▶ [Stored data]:

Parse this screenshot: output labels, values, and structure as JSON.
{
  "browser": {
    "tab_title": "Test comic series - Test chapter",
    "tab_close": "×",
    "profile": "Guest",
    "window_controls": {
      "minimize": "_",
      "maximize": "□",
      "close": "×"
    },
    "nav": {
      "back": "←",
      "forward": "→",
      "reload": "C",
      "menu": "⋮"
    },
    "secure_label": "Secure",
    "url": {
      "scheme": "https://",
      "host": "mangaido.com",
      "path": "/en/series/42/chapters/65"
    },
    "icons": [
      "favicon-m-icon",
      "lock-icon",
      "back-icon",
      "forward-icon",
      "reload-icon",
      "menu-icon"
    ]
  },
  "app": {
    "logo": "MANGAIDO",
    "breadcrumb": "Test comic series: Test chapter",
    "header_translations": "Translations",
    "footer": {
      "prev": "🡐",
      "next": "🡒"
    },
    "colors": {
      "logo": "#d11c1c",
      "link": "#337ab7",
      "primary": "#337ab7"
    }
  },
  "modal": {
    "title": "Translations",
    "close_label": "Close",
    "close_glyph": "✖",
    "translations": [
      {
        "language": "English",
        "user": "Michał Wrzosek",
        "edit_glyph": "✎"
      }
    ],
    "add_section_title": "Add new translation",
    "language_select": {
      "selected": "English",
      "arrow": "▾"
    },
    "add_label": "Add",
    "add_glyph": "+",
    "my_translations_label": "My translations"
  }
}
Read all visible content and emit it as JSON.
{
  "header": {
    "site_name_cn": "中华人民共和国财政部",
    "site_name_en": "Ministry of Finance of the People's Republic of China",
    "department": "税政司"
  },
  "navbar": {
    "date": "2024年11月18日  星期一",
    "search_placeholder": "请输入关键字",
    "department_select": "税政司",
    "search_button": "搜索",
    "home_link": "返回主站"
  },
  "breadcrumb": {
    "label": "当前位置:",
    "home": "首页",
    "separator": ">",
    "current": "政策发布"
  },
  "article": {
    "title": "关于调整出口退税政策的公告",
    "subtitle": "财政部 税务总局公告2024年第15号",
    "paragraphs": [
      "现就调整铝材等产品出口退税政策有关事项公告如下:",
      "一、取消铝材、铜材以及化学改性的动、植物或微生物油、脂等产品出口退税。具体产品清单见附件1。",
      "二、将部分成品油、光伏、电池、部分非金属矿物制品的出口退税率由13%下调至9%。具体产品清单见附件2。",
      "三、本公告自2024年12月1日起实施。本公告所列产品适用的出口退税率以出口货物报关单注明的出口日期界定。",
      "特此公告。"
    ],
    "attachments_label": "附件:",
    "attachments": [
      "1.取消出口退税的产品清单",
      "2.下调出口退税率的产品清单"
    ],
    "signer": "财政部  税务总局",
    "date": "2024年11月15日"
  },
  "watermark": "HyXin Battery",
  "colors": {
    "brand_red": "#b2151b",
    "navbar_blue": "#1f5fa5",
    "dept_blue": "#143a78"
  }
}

▶ [TO DO]: Going through the entries above line by line, work out how many lines include the word "series". Only the number is required.

▶ [WRITTEN RESPONSE]: 3